▶ Aim of the exercise
Could you put every line of the listing below into a Markdown table with the columns "Row" and "Line", numbering the rows and skipping blank lines? Leave the pictures out of the table.

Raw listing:
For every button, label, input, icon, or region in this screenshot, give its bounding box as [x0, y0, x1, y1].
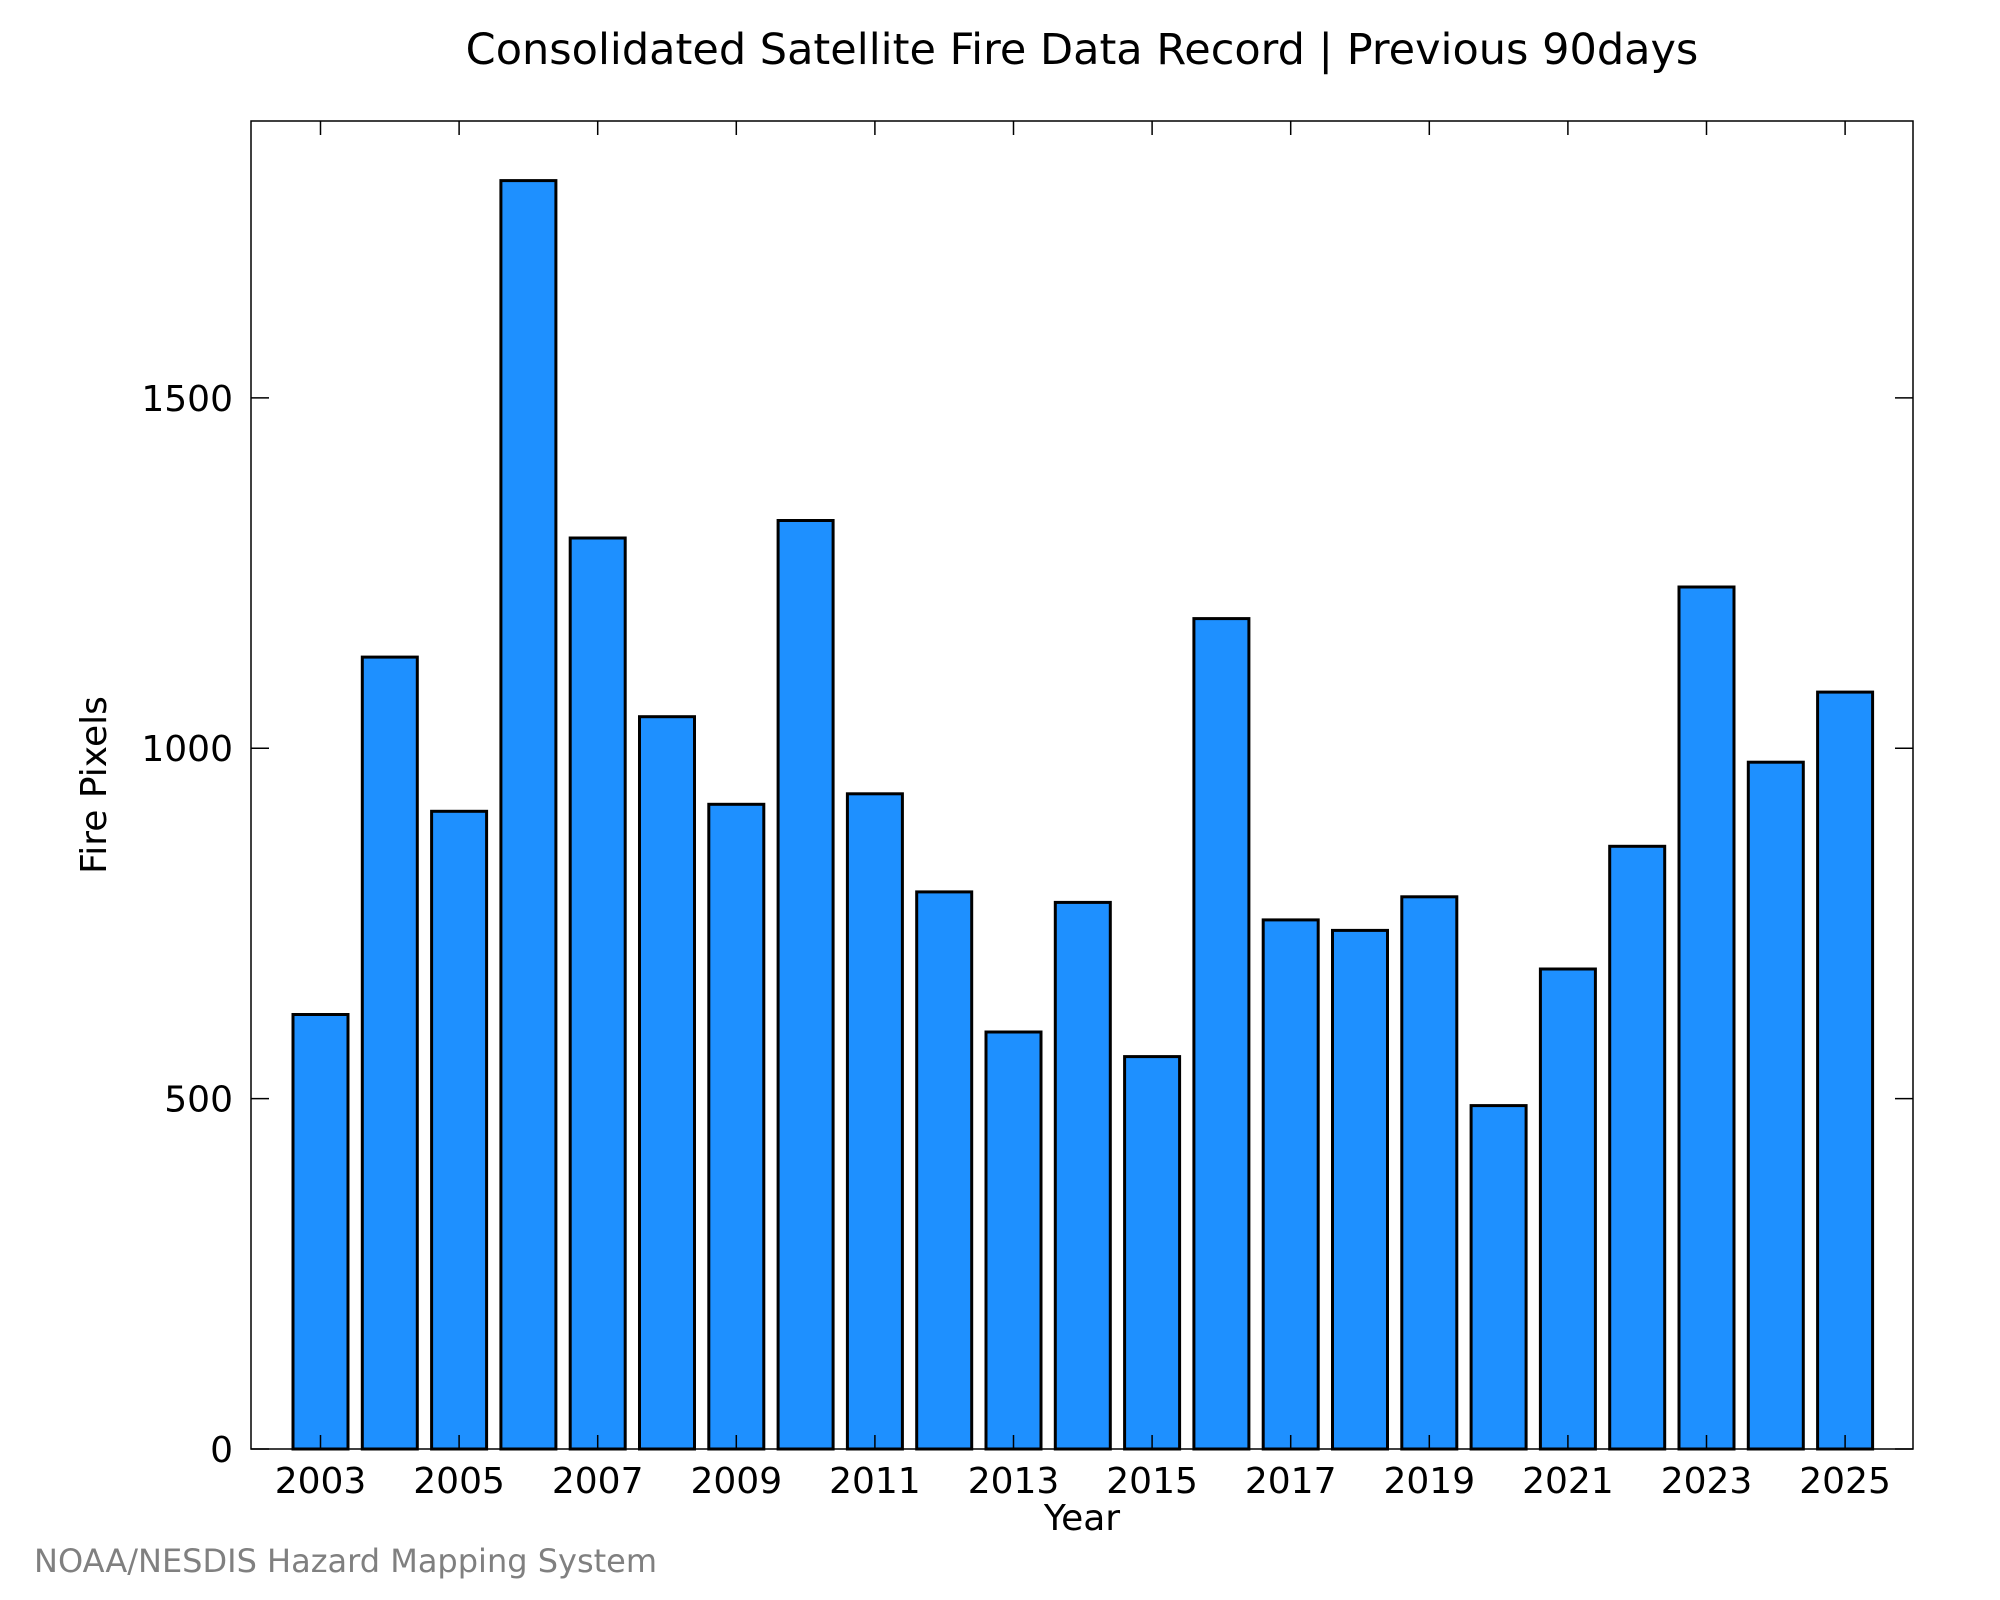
- bar-2007: [568, 536, 627, 1451]
- plot-frame: [250, 120, 1914, 1450]
- bar-2020: [1469, 1104, 1528, 1451]
- bar-2011: [845, 792, 904, 1451]
- x-tick-label-2017: 2017: [1245, 1461, 1337, 1502]
- bar-2005: [430, 809, 489, 1451]
- bar-2012: [915, 890, 974, 1451]
- bar-2014: [1053, 900, 1112, 1451]
- bar-2009: [707, 802, 766, 1451]
- x-tick-label-2023: 2023: [1661, 1461, 1753, 1502]
- bar-2022: [1608, 844, 1667, 1451]
- bar-2013: [984, 1030, 1043, 1451]
- y-tick-label-1500: 1500: [141, 379, 233, 420]
- bar-2003: [291, 1013, 350, 1451]
- chart-title: Consolidated Satellite Fire Data Record …: [466, 25, 1699, 75]
- y-tick-label-1000: 1000: [141, 729, 233, 770]
- bar-2023: [1677, 585, 1736, 1451]
- bar-2025: [1816, 690, 1875, 1451]
- y-tick-label-0: 0: [210, 1430, 233, 1471]
- bar-2016: [1192, 617, 1251, 1451]
- x-tick-label-2005: 2005: [413, 1461, 505, 1502]
- ticks-group: 2003 2005 2007 2009 2011 2013 2015 2017 2019 2021…: [141, 121, 1913, 1502]
- bar-2004: [360, 655, 419, 1451]
- x-tick-label-2015: 2015: [1106, 1461, 1198, 1502]
- x-tick-label-2003: 2003: [275, 1461, 367, 1502]
- x-tick-label-2011: 2011: [829, 1461, 921, 1502]
- x-tick-label-2007: 2007: [552, 1461, 644, 1502]
- bars-group: [291, 179, 1875, 1451]
- bar-2008: [638, 715, 696, 1451]
- y-axis-label: Fire Pixels: [74, 696, 115, 874]
- x-tick-label-2019: 2019: [1383, 1461, 1475, 1502]
- bar-2015: [1123, 1055, 1182, 1451]
- x-axis-label: Year: [1043, 1498, 1120, 1539]
- bar-2021: [1538, 967, 1597, 1451]
- x-tick-label-2013: 2013: [968, 1461, 1060, 1502]
- x-tick-label-2025: 2025: [1799, 1461, 1891, 1502]
- bar-2019: [1400, 895, 1459, 1451]
- credit-text: NOAA/NESDIS Hazard Mapping System: [34, 1542, 657, 1580]
- y-tick-label-500: 500: [164, 1080, 233, 1121]
- x-tick-label-2009: 2009: [690, 1461, 782, 1502]
- x-tick-label-2021: 2021: [1522, 1461, 1614, 1502]
- bar-2024: [1746, 760, 1805, 1451]
- bar-2010: [776, 519, 835, 1451]
- bar-2017: [1261, 918, 1320, 1451]
- bar-2006: [499, 179, 558, 1451]
- bar-2018: [1331, 928, 1389, 1451]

▶ Full response
| Row | Line |
|---|---|
| 1 | For every button, label, input, icon, or region in this screenshot, give its bounding box as [x0, y0, x1, y1]. |
| 2 | - bar-2007: [568, 536, 627, 1451] |
| 3 | - plot-frame: [250, 120, 1914, 1450] |
| 4 | - bar-2020: [1469, 1104, 1528, 1451] |
| 5 | - bar-2011: [845, 792, 904, 1451] |
| 6 | - x-tick-label-2017: 2017: [1245, 1461, 1337, 1502] |
| 7 | - bar-2005: [430, 809, 489, 1451] |
| 8 | - bar-2012: [915, 890, 974, 1451] |
| 9 | - bar-2014: [1053, 900, 1112, 1451] |
| 10 | - bar-2009: [707, 802, 766, 1451] |
| 11 | - x-tick-label-2023: 2023: [1661, 1461, 1753, 1502] |
| 12 | - bar-2022: [1608, 844, 1667, 1451] |
| 13 | - bar-2013: [984, 1030, 1043, 1451] |
| 14 | - y-tick-label-1500: 1500: [141, 379, 233, 420] |
| 15 | - bar-2003: [291, 1013, 350, 1451] |
| 16 | - chart-title: Consolidated Satellite Fire Data Record …: [466, 25, 1699, 75] |
| 17 | - y-tick-label-1000: 1000: [141, 729, 233, 770] |
| 18 | - bar-2023: [1677, 585, 1736, 1451] |
| 19 | - bar-2025: [1816, 690, 1875, 1451] |
| 20 | - y-tick-label-0: 0: [210, 1430, 233, 1471] |
| 21 | - bar-2016: [1192, 617, 1251, 1451] |
| 22 | - x-tick-label-2005: 2005: [413, 1461, 505, 1502] |
| 23 | - ticks-group: 2003 2005 2007 2009 2011 2013 2015 2017 2019 2021…: [141, 121, 1913, 1502] |
| 24 | - bar-2004: [360, 655, 419, 1451] |
| 25 | - x-tick-label-2015: 2015: [1106, 1461, 1198, 1502] |
| 26 | - x-tick-label-2003: 2003: [275, 1461, 367, 1502] |
| 27 | - x-tick-label-2011: 2011: [829, 1461, 921, 1502] |
| 28 | - x-tick-label-2007: 2007: [552, 1461, 644, 1502] |
| 29 | - bars-group: [291, 179, 1875, 1451] |
| 30 | - bar-2008: [638, 715, 696, 1451] |
| 31 | - y-axis-label: Fire Pixels: [74, 696, 115, 874] |
| 32 | - x-tick-label-2019: 2019: [1383, 1461, 1475, 1502] |
| 33 | - bar-2015: [1123, 1055, 1182, 1451] |
| 34 | - x-axis-label: Year: [1043, 1498, 1120, 1539] |
| 35 | - bar-2021: [1538, 967, 1597, 1451] |
| 36 | - x-tick-label-2013: 2013: [968, 1461, 1060, 1502] |
| 37 | - x-tick-label-2025: 2025: [1799, 1461, 1891, 1502] |
| 38 | - bar-2019: [1400, 895, 1459, 1451] |
| 39 | - credit-text: NOAA/NESDIS Hazard Mapping System: [34, 1542, 657, 1580] |
| 40 | - y-tick-label-500: 500: [164, 1080, 233, 1121] |
| 41 | - x-tick-label-2009: 2009: [690, 1461, 782, 1502] |
| 42 | - x-tick-label-2021: 2021: [1522, 1461, 1614, 1502] |
| 43 | - bar-2024: [1746, 760, 1805, 1451] |
| 44 | - bar-2010: [776, 519, 835, 1451] |
| 45 | - bar-2017: [1261, 918, 1320, 1451] |
| 46 | - bar-2006: [499, 179, 558, 1451] |
| 47 | - bar-2018: [1331, 928, 1389, 1451] |